◆ Excerpted records ◆

--- begin ---

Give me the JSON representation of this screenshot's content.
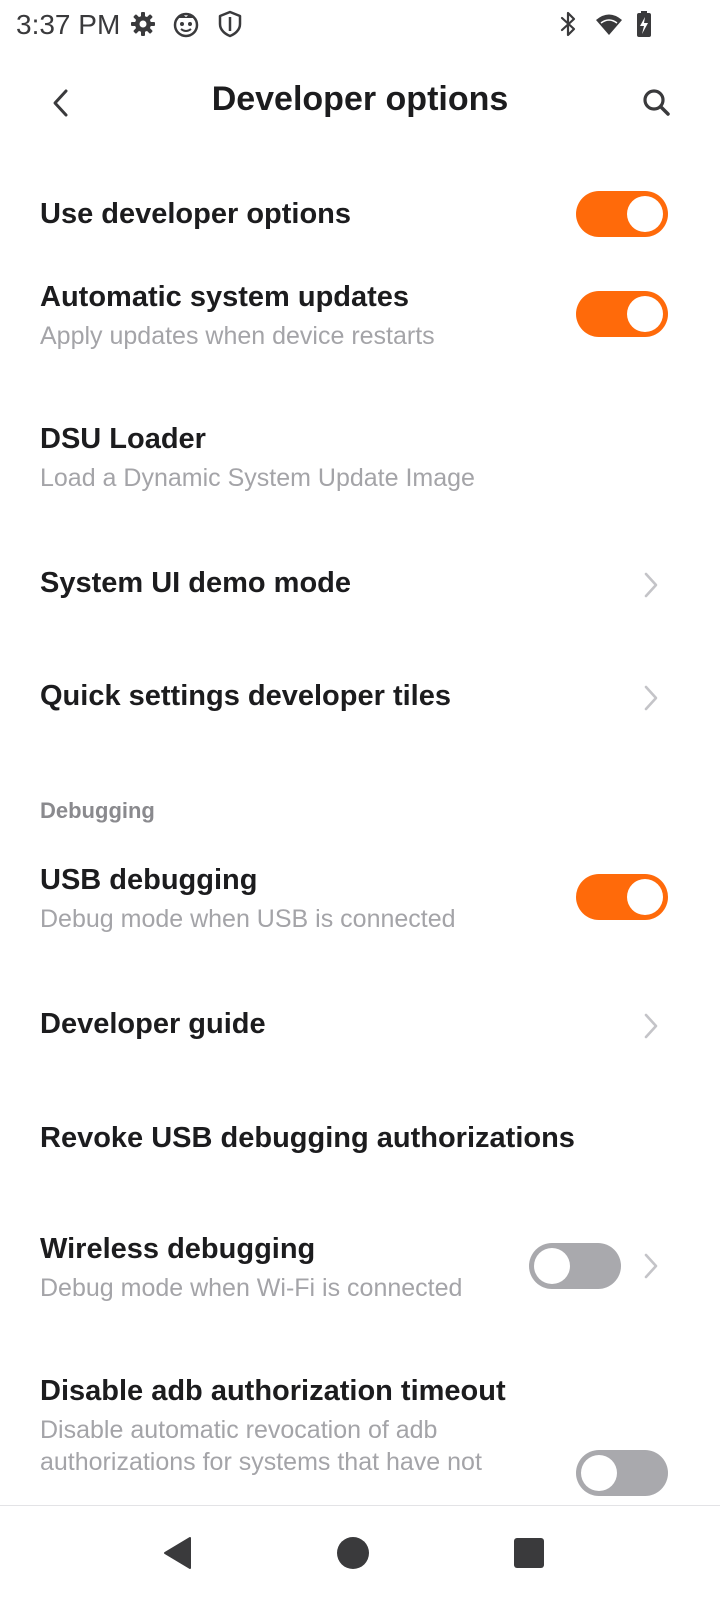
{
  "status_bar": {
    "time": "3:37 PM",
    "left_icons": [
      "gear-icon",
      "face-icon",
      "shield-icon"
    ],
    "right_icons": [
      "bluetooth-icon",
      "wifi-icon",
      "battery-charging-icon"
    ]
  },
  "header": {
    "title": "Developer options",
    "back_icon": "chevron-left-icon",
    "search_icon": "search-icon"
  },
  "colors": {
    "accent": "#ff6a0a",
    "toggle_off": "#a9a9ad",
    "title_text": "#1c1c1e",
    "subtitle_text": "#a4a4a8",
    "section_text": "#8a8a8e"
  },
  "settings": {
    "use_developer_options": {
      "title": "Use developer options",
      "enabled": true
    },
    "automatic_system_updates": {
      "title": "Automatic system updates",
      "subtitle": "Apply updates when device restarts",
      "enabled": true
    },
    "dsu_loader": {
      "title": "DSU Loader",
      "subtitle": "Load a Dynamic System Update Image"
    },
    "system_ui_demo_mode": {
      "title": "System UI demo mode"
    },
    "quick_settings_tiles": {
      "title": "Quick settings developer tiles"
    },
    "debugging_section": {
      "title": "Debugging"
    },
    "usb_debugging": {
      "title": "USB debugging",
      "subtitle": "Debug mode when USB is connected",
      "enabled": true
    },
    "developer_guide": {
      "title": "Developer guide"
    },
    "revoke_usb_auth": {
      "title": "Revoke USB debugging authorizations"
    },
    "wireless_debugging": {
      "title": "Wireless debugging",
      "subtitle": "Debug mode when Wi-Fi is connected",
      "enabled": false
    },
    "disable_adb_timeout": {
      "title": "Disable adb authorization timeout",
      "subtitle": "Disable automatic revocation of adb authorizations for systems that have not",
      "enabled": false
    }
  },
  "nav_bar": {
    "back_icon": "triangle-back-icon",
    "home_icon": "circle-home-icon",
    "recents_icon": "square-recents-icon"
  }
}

--- end ---
--- begin ---

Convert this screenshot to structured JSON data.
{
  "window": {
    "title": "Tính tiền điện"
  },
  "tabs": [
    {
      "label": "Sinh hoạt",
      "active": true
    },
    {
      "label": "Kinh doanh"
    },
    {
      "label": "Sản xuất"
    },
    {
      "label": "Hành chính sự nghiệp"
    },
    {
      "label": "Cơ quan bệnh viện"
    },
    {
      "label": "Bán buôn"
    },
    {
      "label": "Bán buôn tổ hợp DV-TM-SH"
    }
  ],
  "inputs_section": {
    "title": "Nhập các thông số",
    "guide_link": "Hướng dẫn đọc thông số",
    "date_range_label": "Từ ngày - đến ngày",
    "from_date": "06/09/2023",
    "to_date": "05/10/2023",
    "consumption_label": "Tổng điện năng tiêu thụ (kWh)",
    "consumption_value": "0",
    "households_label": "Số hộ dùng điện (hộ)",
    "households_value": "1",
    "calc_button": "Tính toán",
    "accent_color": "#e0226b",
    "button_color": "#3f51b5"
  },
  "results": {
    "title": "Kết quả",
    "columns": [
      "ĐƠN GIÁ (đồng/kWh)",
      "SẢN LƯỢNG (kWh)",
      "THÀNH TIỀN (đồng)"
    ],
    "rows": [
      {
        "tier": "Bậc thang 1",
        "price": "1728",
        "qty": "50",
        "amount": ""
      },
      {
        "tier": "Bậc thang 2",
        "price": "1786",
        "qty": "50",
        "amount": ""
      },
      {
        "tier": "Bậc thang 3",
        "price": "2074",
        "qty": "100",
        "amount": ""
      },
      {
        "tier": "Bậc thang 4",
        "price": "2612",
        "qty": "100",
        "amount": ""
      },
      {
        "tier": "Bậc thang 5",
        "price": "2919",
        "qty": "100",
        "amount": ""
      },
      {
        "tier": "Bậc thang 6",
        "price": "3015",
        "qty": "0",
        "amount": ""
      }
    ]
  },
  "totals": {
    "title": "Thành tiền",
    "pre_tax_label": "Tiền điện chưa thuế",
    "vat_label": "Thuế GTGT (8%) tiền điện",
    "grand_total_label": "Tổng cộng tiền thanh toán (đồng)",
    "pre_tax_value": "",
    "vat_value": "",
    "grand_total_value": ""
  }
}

--- end ---

◆ Stated problem ◆
Find the lines that include the string "JSON", then copy each of them.

◆ Reply to the exercise ◆
Give me the JSON representation of this screenshot's content.
Convert this screenshot to structured JSON data.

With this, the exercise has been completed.